**Information provided**
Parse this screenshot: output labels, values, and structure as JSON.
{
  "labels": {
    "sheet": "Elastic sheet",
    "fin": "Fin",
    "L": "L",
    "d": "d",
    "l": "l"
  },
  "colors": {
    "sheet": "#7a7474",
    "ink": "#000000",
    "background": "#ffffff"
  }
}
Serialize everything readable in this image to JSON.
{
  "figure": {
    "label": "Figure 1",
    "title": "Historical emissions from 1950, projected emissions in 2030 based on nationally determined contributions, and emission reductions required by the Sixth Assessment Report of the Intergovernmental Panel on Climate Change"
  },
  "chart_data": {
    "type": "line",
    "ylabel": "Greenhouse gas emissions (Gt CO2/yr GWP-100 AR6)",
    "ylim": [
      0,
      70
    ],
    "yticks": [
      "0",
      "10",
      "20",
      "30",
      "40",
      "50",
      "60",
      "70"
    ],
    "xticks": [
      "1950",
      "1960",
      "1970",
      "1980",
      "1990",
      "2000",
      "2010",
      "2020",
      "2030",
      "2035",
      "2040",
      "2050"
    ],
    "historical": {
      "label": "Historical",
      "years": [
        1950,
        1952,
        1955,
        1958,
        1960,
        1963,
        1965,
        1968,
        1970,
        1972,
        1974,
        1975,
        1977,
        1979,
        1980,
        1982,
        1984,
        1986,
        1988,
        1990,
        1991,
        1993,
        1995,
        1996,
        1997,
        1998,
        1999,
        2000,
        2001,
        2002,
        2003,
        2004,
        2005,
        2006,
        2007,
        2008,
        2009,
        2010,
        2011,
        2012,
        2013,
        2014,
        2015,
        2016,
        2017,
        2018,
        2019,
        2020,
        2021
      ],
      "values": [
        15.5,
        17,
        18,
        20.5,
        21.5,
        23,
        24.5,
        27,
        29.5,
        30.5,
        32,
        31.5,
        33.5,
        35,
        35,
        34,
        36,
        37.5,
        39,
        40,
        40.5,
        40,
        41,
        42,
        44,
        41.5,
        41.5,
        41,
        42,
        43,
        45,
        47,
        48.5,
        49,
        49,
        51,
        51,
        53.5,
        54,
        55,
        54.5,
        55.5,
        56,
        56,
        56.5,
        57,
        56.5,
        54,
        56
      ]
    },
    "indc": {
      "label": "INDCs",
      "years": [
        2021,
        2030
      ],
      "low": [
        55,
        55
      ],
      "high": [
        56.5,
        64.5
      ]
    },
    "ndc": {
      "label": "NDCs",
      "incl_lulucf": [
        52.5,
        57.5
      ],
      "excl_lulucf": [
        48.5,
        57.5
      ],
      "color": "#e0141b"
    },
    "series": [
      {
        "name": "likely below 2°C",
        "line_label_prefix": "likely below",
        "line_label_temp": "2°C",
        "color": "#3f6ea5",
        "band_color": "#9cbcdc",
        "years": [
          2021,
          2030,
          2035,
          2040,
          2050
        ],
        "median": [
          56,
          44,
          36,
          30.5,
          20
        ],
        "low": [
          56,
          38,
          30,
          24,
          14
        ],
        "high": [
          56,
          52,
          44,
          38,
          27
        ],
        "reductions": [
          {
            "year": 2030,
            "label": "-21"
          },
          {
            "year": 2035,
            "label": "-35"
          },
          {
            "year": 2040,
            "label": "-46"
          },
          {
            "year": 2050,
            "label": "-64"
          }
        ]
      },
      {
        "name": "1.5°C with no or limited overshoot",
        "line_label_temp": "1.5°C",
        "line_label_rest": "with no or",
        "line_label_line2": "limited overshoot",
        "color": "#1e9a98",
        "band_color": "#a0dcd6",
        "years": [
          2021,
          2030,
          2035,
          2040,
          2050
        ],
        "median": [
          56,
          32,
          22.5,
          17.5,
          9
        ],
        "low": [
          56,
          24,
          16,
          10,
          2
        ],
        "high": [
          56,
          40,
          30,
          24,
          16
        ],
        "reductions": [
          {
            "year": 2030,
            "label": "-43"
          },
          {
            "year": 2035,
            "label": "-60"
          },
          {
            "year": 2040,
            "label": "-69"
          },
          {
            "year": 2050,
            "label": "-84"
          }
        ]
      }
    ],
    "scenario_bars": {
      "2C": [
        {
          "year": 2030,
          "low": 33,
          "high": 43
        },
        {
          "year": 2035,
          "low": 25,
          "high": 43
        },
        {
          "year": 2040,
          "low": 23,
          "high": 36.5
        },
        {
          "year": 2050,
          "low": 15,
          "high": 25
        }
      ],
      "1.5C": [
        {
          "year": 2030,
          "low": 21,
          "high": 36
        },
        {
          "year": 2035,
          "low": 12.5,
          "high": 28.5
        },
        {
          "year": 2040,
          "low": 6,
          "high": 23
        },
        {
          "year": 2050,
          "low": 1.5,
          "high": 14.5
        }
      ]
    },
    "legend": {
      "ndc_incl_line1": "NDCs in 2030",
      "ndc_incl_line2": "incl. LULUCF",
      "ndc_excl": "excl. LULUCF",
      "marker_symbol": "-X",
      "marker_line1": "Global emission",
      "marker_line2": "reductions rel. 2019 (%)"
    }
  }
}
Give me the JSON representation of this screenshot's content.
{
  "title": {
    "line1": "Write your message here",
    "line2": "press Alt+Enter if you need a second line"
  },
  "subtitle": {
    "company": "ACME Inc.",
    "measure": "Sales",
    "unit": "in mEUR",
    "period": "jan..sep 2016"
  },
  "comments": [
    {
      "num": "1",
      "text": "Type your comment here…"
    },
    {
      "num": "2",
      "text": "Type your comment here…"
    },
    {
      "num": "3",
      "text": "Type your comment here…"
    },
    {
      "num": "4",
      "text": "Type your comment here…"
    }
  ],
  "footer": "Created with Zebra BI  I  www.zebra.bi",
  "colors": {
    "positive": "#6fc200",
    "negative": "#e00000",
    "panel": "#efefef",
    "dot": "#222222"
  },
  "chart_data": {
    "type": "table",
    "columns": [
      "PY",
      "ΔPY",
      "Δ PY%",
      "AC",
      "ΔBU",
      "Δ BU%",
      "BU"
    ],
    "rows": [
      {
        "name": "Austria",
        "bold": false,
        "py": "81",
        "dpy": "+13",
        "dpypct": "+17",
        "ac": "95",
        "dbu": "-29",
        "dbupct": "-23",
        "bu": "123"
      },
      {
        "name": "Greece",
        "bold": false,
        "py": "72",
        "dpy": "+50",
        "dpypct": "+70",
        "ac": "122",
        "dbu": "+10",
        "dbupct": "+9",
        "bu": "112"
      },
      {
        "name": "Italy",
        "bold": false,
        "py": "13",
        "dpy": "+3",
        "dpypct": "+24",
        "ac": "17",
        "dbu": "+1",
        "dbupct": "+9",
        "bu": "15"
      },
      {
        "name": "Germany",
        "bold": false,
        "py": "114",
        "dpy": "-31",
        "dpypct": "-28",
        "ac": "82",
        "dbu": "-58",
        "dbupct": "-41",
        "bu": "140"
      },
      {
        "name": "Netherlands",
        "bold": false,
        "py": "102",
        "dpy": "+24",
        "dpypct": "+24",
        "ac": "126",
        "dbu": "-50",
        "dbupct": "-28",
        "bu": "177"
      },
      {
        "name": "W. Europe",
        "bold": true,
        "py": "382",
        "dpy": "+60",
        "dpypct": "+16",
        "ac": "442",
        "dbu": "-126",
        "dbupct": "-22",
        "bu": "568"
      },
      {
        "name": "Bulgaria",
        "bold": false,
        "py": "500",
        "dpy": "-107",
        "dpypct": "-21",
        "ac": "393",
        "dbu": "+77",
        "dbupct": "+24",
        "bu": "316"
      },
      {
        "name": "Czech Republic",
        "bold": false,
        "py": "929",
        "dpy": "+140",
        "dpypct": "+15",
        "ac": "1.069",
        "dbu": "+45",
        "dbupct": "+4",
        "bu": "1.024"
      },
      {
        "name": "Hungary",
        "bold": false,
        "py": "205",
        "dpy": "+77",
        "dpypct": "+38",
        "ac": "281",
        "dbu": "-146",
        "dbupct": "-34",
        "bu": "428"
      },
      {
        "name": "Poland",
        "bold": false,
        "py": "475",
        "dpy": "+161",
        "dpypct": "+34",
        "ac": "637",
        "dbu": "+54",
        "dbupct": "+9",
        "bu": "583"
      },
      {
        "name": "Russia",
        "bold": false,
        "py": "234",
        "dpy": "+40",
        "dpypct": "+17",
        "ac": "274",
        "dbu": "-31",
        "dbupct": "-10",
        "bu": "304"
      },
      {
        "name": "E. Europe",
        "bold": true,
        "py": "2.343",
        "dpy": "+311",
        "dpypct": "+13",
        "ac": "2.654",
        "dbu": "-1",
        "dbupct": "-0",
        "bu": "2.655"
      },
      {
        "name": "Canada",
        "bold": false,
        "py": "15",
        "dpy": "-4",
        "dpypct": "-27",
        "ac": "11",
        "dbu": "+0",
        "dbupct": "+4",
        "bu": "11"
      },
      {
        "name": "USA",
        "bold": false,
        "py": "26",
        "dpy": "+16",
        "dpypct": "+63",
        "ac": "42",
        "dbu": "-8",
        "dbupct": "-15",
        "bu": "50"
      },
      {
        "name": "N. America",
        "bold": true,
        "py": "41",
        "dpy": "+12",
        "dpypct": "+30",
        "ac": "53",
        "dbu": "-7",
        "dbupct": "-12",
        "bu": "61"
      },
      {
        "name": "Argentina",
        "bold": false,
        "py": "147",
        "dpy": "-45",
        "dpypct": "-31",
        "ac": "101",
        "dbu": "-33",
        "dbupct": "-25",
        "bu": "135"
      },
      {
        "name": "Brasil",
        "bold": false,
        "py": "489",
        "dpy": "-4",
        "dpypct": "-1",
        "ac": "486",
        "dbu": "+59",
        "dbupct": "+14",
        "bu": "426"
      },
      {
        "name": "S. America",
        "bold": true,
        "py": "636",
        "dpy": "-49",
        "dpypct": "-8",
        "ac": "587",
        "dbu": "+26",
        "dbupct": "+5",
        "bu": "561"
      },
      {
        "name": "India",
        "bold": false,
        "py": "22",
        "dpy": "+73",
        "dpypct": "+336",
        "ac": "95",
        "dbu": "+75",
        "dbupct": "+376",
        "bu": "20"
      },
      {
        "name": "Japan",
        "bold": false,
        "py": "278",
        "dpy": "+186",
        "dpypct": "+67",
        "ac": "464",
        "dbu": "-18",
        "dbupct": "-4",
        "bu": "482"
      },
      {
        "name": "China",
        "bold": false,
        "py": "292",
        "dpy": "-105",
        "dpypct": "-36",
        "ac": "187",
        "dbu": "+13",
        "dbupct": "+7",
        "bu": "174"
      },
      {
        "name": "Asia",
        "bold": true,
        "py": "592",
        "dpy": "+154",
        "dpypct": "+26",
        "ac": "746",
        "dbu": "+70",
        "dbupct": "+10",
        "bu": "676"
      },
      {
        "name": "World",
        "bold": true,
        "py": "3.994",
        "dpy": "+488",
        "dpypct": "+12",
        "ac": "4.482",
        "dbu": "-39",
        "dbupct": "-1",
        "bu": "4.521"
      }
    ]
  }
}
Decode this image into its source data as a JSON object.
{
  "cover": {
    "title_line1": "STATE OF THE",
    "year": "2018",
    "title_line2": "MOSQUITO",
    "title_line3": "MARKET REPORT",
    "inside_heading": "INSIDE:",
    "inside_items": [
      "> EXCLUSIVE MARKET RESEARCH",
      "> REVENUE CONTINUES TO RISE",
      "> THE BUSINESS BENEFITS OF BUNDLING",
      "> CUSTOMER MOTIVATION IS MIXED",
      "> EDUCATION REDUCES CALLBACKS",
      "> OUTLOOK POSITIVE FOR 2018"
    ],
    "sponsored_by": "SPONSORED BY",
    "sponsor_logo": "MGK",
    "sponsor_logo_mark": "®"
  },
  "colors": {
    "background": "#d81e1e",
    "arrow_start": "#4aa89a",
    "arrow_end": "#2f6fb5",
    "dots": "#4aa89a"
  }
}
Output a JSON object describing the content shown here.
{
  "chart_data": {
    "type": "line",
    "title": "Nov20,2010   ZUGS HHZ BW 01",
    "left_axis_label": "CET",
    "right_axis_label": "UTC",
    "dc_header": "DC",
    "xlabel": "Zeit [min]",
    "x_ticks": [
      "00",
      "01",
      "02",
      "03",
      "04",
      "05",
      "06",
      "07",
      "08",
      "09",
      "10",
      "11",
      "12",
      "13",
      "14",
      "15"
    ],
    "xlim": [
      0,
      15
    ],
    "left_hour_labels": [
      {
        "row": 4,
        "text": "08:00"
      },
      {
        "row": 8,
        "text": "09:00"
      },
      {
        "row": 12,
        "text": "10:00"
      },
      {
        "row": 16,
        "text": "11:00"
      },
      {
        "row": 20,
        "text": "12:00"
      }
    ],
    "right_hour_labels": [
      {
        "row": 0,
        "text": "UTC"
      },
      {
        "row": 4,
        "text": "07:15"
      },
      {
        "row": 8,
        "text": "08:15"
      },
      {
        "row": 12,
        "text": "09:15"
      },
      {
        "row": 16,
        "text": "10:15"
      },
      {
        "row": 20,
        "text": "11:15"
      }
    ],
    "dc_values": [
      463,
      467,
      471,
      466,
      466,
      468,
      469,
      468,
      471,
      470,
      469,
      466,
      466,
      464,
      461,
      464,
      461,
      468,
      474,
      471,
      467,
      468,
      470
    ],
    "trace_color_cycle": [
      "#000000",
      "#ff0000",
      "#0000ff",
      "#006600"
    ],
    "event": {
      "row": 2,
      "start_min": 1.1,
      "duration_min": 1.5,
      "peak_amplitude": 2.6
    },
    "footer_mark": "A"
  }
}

**Aim**
Report back each line of the entries that holds the string "object".

**Solution for this task**
Decode this image into its source data as a JSON object.
Output a JSON object describing the content shown here.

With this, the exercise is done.